* [Stated task]: Search the material below for the word "color". Copy every line that has it.

* [Supplied material]:
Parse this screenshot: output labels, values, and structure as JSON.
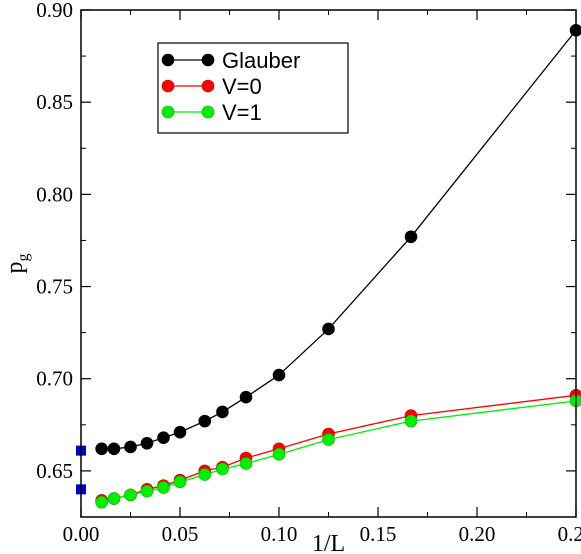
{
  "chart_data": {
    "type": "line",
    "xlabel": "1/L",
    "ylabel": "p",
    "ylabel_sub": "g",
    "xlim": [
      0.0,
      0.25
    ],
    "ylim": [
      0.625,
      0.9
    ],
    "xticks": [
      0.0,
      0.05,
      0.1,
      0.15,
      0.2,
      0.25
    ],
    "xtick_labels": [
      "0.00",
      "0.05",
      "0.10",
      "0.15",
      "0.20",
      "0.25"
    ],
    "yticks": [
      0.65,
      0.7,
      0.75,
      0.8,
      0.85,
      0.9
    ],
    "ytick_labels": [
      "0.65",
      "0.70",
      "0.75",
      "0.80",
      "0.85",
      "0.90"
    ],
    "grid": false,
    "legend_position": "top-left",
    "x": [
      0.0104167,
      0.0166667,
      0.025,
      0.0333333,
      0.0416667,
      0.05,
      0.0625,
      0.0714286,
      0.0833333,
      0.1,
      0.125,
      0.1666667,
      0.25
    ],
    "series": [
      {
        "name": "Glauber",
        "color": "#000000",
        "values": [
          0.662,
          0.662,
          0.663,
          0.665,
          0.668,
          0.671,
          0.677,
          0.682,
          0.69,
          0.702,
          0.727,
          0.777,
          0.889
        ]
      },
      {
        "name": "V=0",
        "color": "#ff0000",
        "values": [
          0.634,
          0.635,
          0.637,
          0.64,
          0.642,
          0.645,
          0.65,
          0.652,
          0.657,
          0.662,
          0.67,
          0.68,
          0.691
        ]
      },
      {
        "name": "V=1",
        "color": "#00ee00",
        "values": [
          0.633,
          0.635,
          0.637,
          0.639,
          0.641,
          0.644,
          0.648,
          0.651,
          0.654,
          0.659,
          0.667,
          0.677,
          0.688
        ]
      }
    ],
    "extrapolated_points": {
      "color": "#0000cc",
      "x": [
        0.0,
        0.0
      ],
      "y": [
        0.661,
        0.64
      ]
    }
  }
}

* [Output]:
        "color": "#000000",
        "color": "#ff0000",
        "color": "#00ee00",
      "color": "#0000cc",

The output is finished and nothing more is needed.